== Exercise directions ==
Locate each line below that includes "formulaires" and reproduce it.

== Excerpt from a dataset ==
..............................

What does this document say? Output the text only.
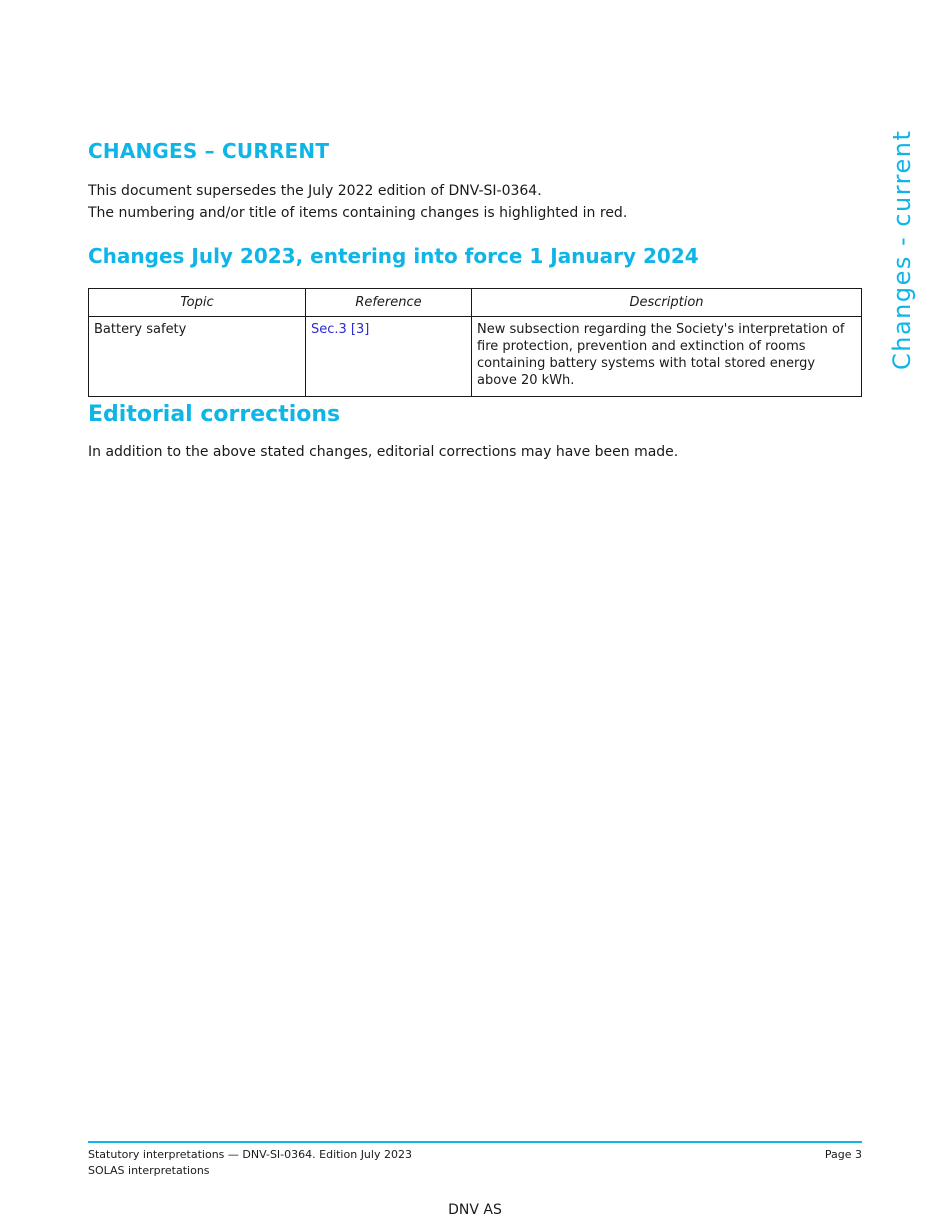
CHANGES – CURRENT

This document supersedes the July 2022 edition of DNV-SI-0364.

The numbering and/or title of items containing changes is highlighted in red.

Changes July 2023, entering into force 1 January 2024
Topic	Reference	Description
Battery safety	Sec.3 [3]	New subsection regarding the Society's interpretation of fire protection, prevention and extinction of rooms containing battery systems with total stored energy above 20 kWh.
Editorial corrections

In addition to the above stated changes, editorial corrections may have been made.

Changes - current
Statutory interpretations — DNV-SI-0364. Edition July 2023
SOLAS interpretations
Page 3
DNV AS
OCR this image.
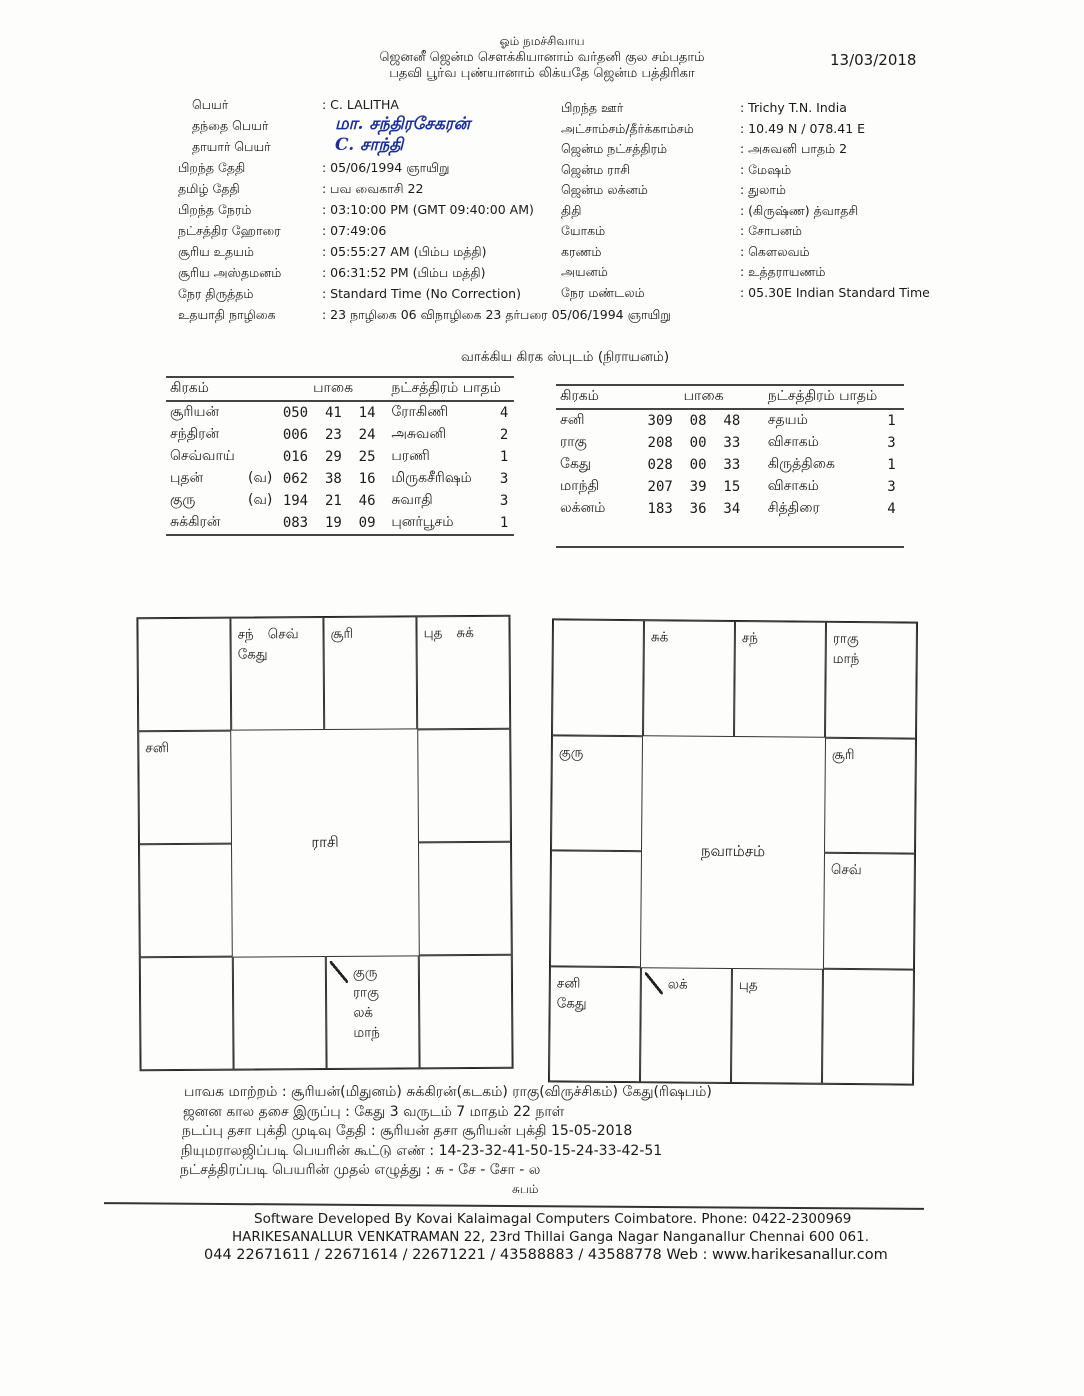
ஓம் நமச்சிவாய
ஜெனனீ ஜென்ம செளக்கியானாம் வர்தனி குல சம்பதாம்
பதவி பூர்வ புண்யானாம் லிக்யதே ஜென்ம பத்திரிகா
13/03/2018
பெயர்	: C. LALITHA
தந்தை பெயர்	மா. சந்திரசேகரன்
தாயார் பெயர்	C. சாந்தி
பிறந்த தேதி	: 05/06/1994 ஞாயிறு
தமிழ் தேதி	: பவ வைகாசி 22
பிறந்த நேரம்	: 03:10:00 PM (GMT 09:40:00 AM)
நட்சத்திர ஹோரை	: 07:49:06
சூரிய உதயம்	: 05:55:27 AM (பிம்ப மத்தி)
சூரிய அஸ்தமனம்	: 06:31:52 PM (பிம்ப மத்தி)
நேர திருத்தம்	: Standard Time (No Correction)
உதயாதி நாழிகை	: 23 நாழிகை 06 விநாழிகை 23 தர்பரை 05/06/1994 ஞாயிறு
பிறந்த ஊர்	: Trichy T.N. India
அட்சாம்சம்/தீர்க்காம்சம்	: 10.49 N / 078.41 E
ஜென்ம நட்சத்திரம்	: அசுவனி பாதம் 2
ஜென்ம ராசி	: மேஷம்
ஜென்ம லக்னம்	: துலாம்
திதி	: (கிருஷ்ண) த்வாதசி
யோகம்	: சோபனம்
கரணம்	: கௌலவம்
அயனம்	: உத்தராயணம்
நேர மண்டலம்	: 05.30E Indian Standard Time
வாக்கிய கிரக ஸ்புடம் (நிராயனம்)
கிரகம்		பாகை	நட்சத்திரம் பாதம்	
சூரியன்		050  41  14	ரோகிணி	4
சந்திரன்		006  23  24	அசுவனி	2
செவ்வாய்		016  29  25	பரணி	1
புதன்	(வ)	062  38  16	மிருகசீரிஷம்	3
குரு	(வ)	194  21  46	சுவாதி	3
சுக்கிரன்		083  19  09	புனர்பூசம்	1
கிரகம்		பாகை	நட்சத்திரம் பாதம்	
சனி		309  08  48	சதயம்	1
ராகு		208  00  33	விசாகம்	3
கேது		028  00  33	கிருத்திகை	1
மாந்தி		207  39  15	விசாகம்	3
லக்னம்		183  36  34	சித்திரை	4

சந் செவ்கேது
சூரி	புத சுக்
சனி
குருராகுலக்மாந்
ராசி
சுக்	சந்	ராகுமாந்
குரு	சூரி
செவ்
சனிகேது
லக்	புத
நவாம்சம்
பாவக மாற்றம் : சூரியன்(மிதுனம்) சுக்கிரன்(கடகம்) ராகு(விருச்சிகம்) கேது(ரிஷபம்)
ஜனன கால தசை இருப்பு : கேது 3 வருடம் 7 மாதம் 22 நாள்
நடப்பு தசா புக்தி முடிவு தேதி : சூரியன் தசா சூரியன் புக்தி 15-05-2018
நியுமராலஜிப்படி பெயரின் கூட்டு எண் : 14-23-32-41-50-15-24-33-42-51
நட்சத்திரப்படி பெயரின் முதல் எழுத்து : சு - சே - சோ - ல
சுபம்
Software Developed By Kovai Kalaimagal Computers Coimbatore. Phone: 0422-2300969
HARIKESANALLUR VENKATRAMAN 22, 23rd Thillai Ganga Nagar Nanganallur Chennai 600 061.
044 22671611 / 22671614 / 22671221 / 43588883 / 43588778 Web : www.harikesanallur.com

..............................

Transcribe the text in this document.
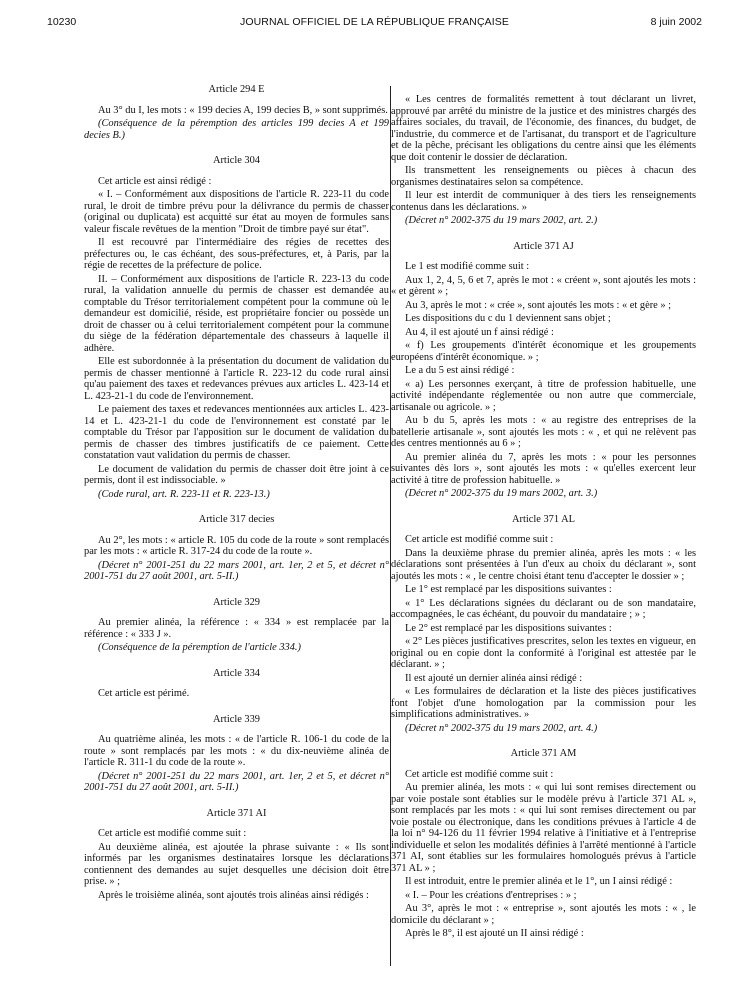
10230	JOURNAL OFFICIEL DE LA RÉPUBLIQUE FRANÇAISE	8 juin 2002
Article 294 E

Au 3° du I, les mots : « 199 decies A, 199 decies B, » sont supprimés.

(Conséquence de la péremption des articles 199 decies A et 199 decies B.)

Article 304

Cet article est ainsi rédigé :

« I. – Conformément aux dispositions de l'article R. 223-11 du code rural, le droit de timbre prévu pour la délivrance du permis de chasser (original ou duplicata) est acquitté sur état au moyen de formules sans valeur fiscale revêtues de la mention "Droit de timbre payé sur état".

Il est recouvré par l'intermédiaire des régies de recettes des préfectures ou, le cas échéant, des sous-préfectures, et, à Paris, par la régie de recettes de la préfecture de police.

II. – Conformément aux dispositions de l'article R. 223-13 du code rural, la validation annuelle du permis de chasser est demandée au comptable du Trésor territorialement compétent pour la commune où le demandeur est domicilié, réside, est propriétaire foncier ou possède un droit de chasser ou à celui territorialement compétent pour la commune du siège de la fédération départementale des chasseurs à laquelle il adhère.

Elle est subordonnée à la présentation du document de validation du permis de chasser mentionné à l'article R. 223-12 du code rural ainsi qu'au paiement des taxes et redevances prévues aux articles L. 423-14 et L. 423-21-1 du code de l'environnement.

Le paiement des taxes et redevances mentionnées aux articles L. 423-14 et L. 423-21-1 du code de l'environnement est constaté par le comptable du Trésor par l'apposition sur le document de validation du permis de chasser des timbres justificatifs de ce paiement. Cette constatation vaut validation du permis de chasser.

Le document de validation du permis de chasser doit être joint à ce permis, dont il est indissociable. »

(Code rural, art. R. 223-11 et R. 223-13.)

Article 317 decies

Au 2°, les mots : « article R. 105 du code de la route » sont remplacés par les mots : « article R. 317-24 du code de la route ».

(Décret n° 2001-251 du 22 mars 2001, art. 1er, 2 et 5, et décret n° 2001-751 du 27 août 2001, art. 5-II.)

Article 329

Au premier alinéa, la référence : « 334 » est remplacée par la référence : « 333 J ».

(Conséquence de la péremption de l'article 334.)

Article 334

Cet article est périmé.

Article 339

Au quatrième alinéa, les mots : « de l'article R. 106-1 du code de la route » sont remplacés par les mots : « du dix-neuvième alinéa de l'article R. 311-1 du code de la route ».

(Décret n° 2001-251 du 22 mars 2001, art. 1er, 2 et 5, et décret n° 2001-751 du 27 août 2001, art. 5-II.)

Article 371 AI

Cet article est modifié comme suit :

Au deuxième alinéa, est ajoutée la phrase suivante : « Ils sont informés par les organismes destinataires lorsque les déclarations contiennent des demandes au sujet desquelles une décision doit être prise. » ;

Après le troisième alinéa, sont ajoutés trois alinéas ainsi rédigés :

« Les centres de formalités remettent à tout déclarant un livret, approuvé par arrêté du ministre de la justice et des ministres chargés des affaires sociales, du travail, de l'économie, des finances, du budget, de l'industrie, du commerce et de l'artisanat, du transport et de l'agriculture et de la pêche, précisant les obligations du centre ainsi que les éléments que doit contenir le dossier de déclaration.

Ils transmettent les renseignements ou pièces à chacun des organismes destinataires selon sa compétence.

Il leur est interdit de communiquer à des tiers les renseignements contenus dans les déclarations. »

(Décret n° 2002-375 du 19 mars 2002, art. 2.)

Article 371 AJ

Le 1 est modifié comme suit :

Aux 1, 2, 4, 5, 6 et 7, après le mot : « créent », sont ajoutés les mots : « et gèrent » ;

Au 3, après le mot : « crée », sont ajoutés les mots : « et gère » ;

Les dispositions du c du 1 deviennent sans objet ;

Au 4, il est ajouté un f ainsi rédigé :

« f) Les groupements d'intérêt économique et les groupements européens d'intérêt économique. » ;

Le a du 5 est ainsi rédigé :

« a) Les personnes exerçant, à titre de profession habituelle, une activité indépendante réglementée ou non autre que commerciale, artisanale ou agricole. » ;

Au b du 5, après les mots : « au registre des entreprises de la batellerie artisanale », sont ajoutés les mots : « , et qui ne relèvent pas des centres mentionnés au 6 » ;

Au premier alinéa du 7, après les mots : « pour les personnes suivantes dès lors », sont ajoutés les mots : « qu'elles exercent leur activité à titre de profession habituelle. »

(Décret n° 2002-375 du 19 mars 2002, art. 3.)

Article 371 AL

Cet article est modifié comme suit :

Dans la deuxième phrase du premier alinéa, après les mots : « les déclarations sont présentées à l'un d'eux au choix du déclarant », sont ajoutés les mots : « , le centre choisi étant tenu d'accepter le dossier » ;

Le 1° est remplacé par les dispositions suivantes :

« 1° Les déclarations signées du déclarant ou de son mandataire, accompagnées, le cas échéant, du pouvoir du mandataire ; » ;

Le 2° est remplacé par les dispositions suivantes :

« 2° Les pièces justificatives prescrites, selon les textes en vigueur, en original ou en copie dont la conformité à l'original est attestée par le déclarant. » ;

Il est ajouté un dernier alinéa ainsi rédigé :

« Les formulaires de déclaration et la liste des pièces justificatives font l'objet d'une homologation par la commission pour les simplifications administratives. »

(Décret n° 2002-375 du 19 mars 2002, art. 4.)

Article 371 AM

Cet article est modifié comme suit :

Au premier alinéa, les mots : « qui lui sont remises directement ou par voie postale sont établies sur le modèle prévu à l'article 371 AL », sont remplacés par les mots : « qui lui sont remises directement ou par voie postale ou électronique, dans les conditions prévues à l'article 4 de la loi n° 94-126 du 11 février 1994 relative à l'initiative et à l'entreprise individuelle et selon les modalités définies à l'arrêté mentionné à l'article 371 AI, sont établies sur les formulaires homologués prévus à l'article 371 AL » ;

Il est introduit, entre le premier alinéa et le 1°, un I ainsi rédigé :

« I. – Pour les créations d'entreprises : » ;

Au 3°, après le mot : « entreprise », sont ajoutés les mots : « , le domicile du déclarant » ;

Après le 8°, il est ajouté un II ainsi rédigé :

..............................

== Task response ==
« Les formulaires de déclaration et la liste des pièces justificatives font l'objet d'une homologation par la commission pour les simplifications administratives. »
Au premier alinéa, les mots : « qui lui sont remises directement ou par voie postale sont établies sur le modèle prévu à l'article 371 AL », sont remplacés par les mots : « qui lui sont remises directement ou par voie postale ou électronique, dans les conditions prévues à l'article 4 de la loi n° 94-126 du 11 février 1994 relative à l'initiative et à l'entreprise individuelle et selon les modalités définies à l'arrêté mentionné à l'article 371 AI, sont établies sur les formulaires homologués prévus à l'article 371 AL » ;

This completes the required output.